TO DO: Transcribe all the entries word for word, omitting any pictures they contain.

* START *

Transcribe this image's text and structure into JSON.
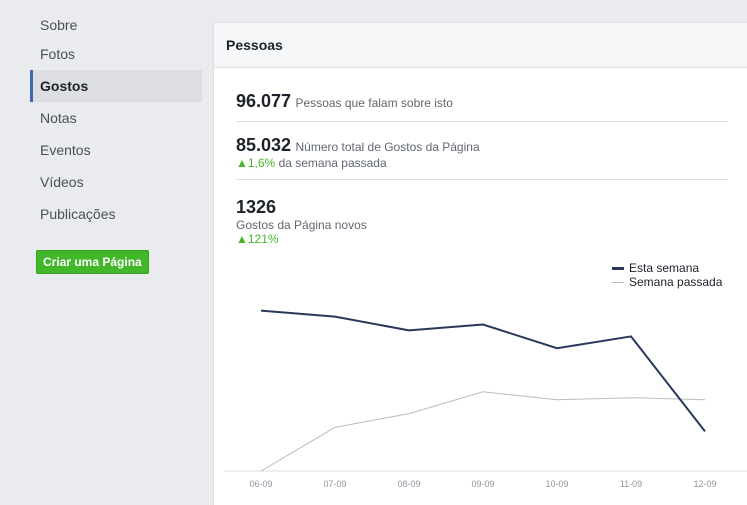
{
  "sidebar": {
    "items": [
      {
        "label": "Sobre"
      },
      {
        "label": "Fotos"
      },
      {
        "label": "Gostos"
      },
      {
        "label": "Notas"
      },
      {
        "label": "Eventos"
      },
      {
        "label": "Vídeos"
      },
      {
        "label": "Publicações"
      }
    ],
    "active_index": 2,
    "create_page_label": "Criar uma Página"
  },
  "panel": {
    "title": "Pessoas",
    "talking": {
      "value": "96.077",
      "label": "Pessoas que falam sobre isto"
    },
    "total_likes": {
      "value": "85.032",
      "label": "Número total de Gostos da Página",
      "change": "▲1,6%",
      "change_text": " da semana passada"
    },
    "new_likes": {
      "value": "1326",
      "label": "Gostos da Página novos",
      "change": "▲121%"
    }
  },
  "chart_data": {
    "type": "line",
    "categories": [
      "06-09",
      "07-09",
      "08-09",
      "09-09",
      "10-09",
      "11-09",
      "12-09"
    ],
    "series": [
      {
        "name": "Esta semana",
        "values": [
          81,
          78,
          71,
          74,
          62,
          68,
          20
        ],
        "color": "#29385c"
      },
      {
        "name": "Semana passada",
        "values": [
          0,
          22,
          29,
          40,
          36,
          37,
          36
        ],
        "color": "#bbbbbb"
      }
    ],
    "ylim": [
      0,
      100
    ],
    "legend_position": "top-right",
    "grid": false
  }
}
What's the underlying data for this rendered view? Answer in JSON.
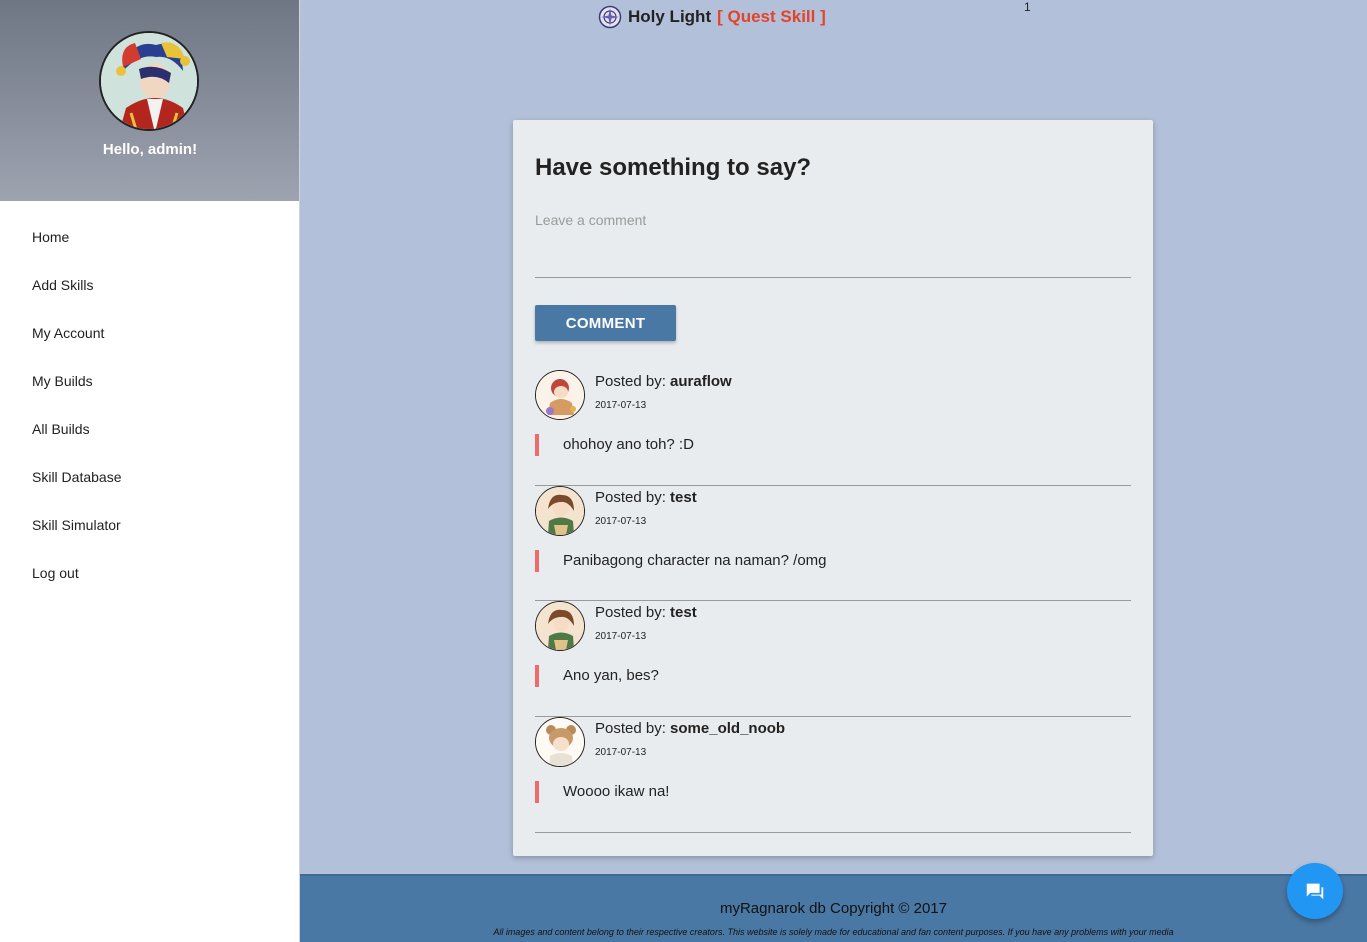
{
  "sidebar": {
    "greeting": "Hello, admin!",
    "avatar_icon": "jester-character-avatar",
    "items": [
      {
        "label": "Home"
      },
      {
        "label": "Add Skills"
      },
      {
        "label": "My Account"
      },
      {
        "label": "My Builds"
      },
      {
        "label": "All Builds"
      },
      {
        "label": "Skill Database"
      },
      {
        "label": "Skill Simulator"
      },
      {
        "label": "Log out"
      }
    ]
  },
  "header": {
    "skill_icon": "holy-light-skill-icon",
    "skill_name": "Holy Light",
    "skill_tag": "[ Quest Skill ]",
    "page_number": "1"
  },
  "comment_form": {
    "title": "Have something to say?",
    "placeholder": "Leave a comment",
    "value": "",
    "button_label": "COMMENT"
  },
  "comments": [
    {
      "posted_label": "Posted by: ",
      "author": "auraflow",
      "date": "2017-07-13",
      "text": "ohohoy ano toh? :D"
    },
    {
      "posted_label": "Posted by: ",
      "author": "test",
      "date": "2017-07-13",
      "text": "Panibagong character na naman? /omg"
    },
    {
      "posted_label": "Posted by: ",
      "author": "test",
      "date": "2017-07-13",
      "text": "Ano yan, bes?"
    },
    {
      "posted_label": "Posted by: ",
      "author": "some_old_noob",
      "date": "2017-07-13",
      "text": "Woooo ikaw na!"
    }
  ],
  "footer": {
    "copyright": "myRagnarok db Copyright © 2017",
    "disclaimer": "All images and content belong to their respective creators. This website is solely made for educational and fan content purposes. If you have any problems with your media"
  },
  "fab": {
    "icon": "chat-icon"
  },
  "colors": {
    "accent": "#4a78a4",
    "fab": "#2196f3",
    "quote_bar": "#ec6b6b",
    "tag": "#e2432a",
    "page_bg": "#b3c0d9"
  }
}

* END *

RESPONSE TO THIS EXERCISE:
Transcribe this image's text and structure into JSON.
{
  "sidebar": {
    "items": [
      {
        "label": "Sobre"
      },
      {
        "label": "Fotos"
      },
      {
        "label": "Gostos"
      },
      {
        "label": "Notas"
      },
      {
        "label": "Eventos"
      },
      {
        "label": "Vídeos"
      },
      {
        "label": "Publicações"
      }
    ],
    "active_index": 2,
    "create_page_label": "Criar uma Página"
  },
  "panel": {
    "title": "Pessoas",
    "talking": {
      "value": "96.077",
      "label": "Pessoas que falam sobre isto"
    },
    "total_likes": {
      "value": "85.032",
      "label": "Número total de Gostos da Página",
      "change": "▲1,6%",
      "change_text": " da semana passada"
    },
    "new_likes": {
      "value": "1326",
      "label": "Gostos da Página novos",
      "change": "▲121%"
    }
  },
  "chart_data": {
    "type": "line",
    "categories": [
      "06-09",
      "07-09",
      "08-09",
      "09-09",
      "10-09",
      "11-09",
      "12-09"
    ],
    "series": [
      {
        "name": "Esta semana",
        "values": [
          81,
          78,
          71,
          74,
          62,
          68,
          20
        ],
        "color": "#29385c"
      },
      {
        "name": "Semana passada",
        "values": [
          0,
          22,
          29,
          40,
          36,
          37,
          36
        ],
        "color": "#bbbbbb"
      }
    ],
    "ylim": [
      0,
      100
    ],
    "legend_position": "top-right",
    "grid": false
  }
}
What's the underlying data for this rendered view? Answer in JSON.
{
  "sidebar": {
    "greeting": "Hello, admin!",
    "avatar_icon": "jester-character-avatar",
    "items": [
      {
        "label": "Home"
      },
      {
        "label": "Add Skills"
      },
      {
        "label": "My Account"
      },
      {
        "label": "My Builds"
      },
      {
        "label": "All Builds"
      },
      {
        "label": "Skill Database"
      },
      {
        "label": "Skill Simulator"
      },
      {
        "label": "Log out"
      }
    ]
  },
  "header": {
    "skill_icon": "holy-light-skill-icon",
    "skill_name": "Holy Light",
    "skill_tag": "[ Quest Skill ]",
    "page_number": "1"
  },
  "comment_form": {
    "title": "Have something to say?",
    "placeholder": "Leave a comment",
    "value": "",
    "button_label": "COMMENT"
  },
  "comments": [
    {
      "posted_label": "Posted by: ",
      "author": "auraflow",
      "date": "2017-07-13",
      "text": "ohohoy ano toh? :D"
    },
    {
      "posted_label": "Posted by: ",
      "author": "test",
      "date": "2017-07-13",
      "text": "Panibagong character na naman? /omg"
    },
    {
      "posted_label": "Posted by: ",
      "author": "test",
      "date": "2017-07-13",
      "text": "Ano yan, bes?"
    },
    {
      "posted_label": "Posted by: ",
      "author": "some_old_noob",
      "date": "2017-07-13",
      "text": "Woooo ikaw na!"
    }
  ],
  "footer": {
    "copyright": "myRagnarok db Copyright © 2017",
    "disclaimer": "All images and content belong to their respective creators. This website is solely made for educational and fan content purposes. If you have any problems with your media"
  },
  "fab": {
    "icon": "chat-icon"
  },
  "colors": {
    "accent": "#4a78a4",
    "fab": "#2196f3",
    "quote_bar": "#ec6b6b",
    "tag": "#e2432a",
    "page_bg": "#b3c0d9"
  }
}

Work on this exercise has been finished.